▶ **STATED GOAL**
Retype the listing that follows, word for word.

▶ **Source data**

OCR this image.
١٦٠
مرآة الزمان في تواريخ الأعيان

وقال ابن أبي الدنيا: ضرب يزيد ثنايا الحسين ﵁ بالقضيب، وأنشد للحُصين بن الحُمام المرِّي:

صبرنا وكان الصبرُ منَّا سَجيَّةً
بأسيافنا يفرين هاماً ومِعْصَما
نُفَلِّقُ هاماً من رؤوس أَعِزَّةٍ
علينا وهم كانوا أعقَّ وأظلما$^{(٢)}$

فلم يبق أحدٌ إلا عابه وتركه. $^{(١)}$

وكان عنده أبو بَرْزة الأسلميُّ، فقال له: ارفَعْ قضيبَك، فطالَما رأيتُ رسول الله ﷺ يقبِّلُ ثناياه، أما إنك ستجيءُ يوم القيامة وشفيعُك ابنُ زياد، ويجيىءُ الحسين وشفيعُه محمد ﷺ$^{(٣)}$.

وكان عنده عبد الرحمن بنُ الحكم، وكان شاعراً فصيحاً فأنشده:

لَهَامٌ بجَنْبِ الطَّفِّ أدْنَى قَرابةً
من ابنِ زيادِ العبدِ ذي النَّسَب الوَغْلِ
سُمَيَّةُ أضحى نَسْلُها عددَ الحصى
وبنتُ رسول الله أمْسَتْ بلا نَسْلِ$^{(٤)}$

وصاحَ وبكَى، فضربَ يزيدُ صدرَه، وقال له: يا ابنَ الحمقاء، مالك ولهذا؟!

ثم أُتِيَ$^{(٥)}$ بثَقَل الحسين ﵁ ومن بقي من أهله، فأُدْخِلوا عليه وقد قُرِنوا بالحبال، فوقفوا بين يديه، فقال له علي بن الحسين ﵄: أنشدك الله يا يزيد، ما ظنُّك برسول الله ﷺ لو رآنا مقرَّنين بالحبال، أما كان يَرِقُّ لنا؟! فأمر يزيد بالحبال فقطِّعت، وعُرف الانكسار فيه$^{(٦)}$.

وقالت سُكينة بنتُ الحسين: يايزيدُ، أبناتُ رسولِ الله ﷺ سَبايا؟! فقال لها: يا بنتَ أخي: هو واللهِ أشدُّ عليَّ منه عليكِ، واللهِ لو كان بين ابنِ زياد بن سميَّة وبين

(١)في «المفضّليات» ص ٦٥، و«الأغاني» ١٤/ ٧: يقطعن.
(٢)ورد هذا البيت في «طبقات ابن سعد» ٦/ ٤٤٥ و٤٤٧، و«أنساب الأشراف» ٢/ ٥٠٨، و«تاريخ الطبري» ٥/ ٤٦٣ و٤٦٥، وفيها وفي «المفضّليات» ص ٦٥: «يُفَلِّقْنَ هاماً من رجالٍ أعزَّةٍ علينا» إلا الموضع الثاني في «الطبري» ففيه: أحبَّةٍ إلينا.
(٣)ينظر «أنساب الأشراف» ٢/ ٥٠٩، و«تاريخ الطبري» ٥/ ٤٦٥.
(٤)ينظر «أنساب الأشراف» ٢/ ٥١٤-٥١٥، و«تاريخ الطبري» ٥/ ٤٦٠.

▶ **ANSWER BELOW**
OCR this image.
١٦٠
مرآة الزمان في تواريخ الأعيان

وقال ابن أبي الدنيا: ضرب يزيد ثنايا الحسين ﵁ بالقضيب، وأنشد للحُصين بن الحُمام المرِّي:

صبرنا وكان الصبرُ منَّا سَجيَّةً
بأسيافنا يفرين هاماً ومِعْصَما
نُفَلِّقُ هاماً من رؤوس أَعِزَّةٍ
علينا وهم كانوا أعقَّ وأظلما$^{(٢)}$

فلم يبق أحدٌ إلا عابه وتركه. $^{(١)}$

وكان عنده أبو بَرْزة الأسلميُّ، فقال له: ارفَعْ قضيبَك، فطالَما رأيتُ رسول الله ﷺ يقبِّلُ ثناياه، أما إنك ستجيءُ يوم القيامة وشفيعُك ابنُ زياد، ويجيىءُ الحسين وشفيعُه محمد ﷺ$^{(٣)}$.

وكان عنده عبد الرحمن بنُ الحكم، وكان شاعراً فصيحاً فأنشده:

لَهَامٌ بجَنْبِ الطَّفِّ أدْنَى قَرابةً
من ابنِ زيادِ العبدِ ذي النَّسَب الوَغْلِ
سُمَيَّةُ أضحى نَسْلُها عددَ الحصى
وبنتُ رسول الله أمْسَتْ بلا نَسْلِ$^{(٤)}$

وصاحَ وبكَى، فضربَ يزيدُ صدرَه، وقال له: يا ابنَ الحمقاء، مالك ولهذا؟!

ثم أُتِيَ$^{(٥)}$ بثَقَل الحسين ﵁ ومن بقي من أهله، فأُدْخِلوا عليه وقد قُرِنوا بالحبال، فوقفوا بين يديه، فقال له علي بن الحسين ﵄: أنشدك الله يا يزيد، ما ظنُّك برسول الله ﷺ لو رآنا مقرَّنين بالحبال، أما كان يَرِقُّ لنا؟! فأمر يزيد بالحبال فقطِّعت، وعُرف الانكسار فيه$^{(٦)}$.

وقالت سُكينة بنتُ الحسين: يايزيدُ، أبناتُ رسولِ الله ﷺ سَبايا؟! فقال لها: يا بنتَ أخي: هو واللهِ أشدُّ عليَّ منه عليكِ، واللهِ لو كان بين ابنِ زياد بن سميَّة وبين

(١)في «المفضّليات» ص ٦٥، و«الأغاني» ١٤/ ٧: يقطعن.
(٢)ورد هذا البيت في «طبقات ابن سعد» ٦/ ٤٤٥ و٤٤٧، و«أنساب الأشراف» ٢/ ٥٠٨، و«تاريخ الطبري» ٥/ ٤٦٣ و٤٦٥، وفيها وفي «المفضّليات» ص ٦٥: «يُفَلِّقْنَ هاماً من رجالٍ أعزَّةٍ علينا» إلا الموضع الثاني في «الطبري» ففيه: أحبَّةٍ إلينا.
(٣)ينظر «أنساب الأشراف» ٢/ ٥٠٩، و«تاريخ الطبري» ٥/ ٤٦٥.
(٤)ينظر «أنساب الأشراف» ٢/ ٥١٤-٥١٥، و«تاريخ الطبري» ٥/ ٤٦٠.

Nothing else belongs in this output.